Given problem
Carry none of the pictures over; write out the complete data exactly.
----- Data records
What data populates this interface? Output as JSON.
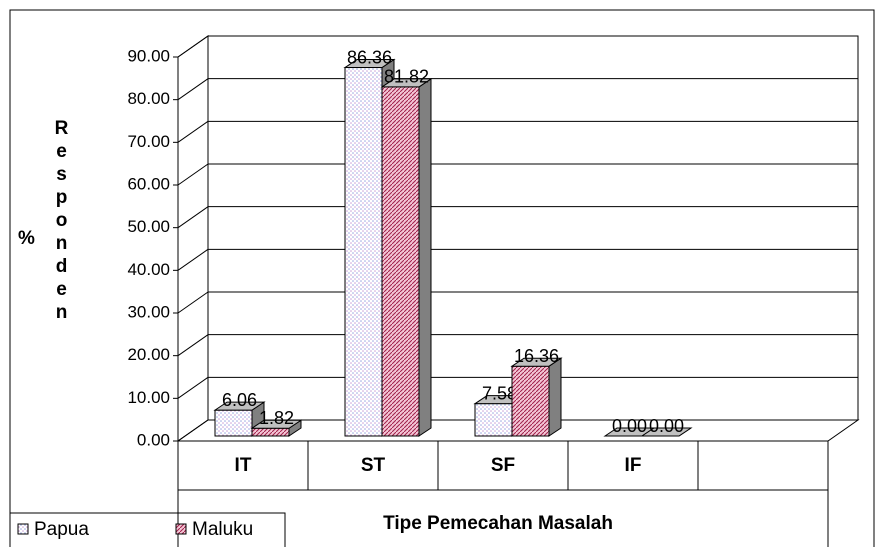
{
  "chart_data": {
    "type": "bar3d",
    "y_unit": "%",
    "y_label": "Responden",
    "x_label": "Tipe Pemecahan Masalah",
    "categories": [
      "IT",
      "ST",
      "SF",
      "IF"
    ],
    "series": [
      {
        "name": "Papua",
        "color": "#ffffff",
        "values": [
          6.06,
          86.36,
          7.58,
          0.0
        ],
        "value_labels": [
          "6.06",
          "86.36",
          "7.58",
          "0.00"
        ]
      },
      {
        "name": "Maluku",
        "color": "#f4c6d6",
        "values": [
          1.82,
          81.82,
          16.36,
          0.0
        ],
        "value_labels": [
          "1.82",
          "81.82",
          "16.36",
          "0.00"
        ]
      }
    ],
    "ylim": [
      0,
      90
    ],
    "yticks": [
      {
        "value": 0,
        "label": "0.00"
      },
      {
        "value": 10,
        "label": "10.00"
      },
      {
        "value": 20,
        "label": "20.00"
      },
      {
        "value": 30,
        "label": "30.00"
      },
      {
        "value": 40,
        "label": "40.00"
      },
      {
        "value": 50,
        "label": "50.00"
      },
      {
        "value": 60,
        "label": "60.00"
      },
      {
        "value": 70,
        "label": "70.00"
      },
      {
        "value": 80,
        "label": "80.00"
      },
      {
        "value": 90,
        "label": "90.00"
      }
    ],
    "grid": true,
    "legend": "bottom-left"
  }
}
----------
Written answer
What data populates this interface? Output as JSON.
{
  "chart_data": {
    "type": "bar3d",
    "y_unit": "%",
    "y_label": "Responden",
    "x_label": "Tipe Pemecahan Masalah",
    "categories": [
      "IT",
      "ST",
      "SF",
      "IF"
    ],
    "series": [
      {
        "name": "Papua",
        "color": "#ffffff",
        "values": [
          6.06,
          86.36,
          7.58,
          0.0
        ],
        "value_labels": [
          "6.06",
          "86.36",
          "7.58",
          "0.00"
        ]
      },
      {
        "name": "Maluku",
        "color": "#f4c6d6",
        "values": [
          1.82,
          81.82,
          16.36,
          0.0
        ],
        "value_labels": [
          "1.82",
          "81.82",
          "16.36",
          "0.00"
        ]
      }
    ],
    "ylim": [
      0,
      90
    ],
    "yticks": [
      {
        "value": 0,
        "label": "0.00"
      },
      {
        "value": 10,
        "label": "10.00"
      },
      {
        "value": 20,
        "label": "20.00"
      },
      {
        "value": 30,
        "label": "30.00"
      },
      {
        "value": 40,
        "label": "40.00"
      },
      {
        "value": 50,
        "label": "50.00"
      },
      {
        "value": 60,
        "label": "60.00"
      },
      {
        "value": 70,
        "label": "70.00"
      },
      {
        "value": 80,
        "label": "80.00"
      },
      {
        "value": 90,
        "label": "90.00"
      }
    ],
    "grid": true,
    "legend": "bottom-left"
  }
}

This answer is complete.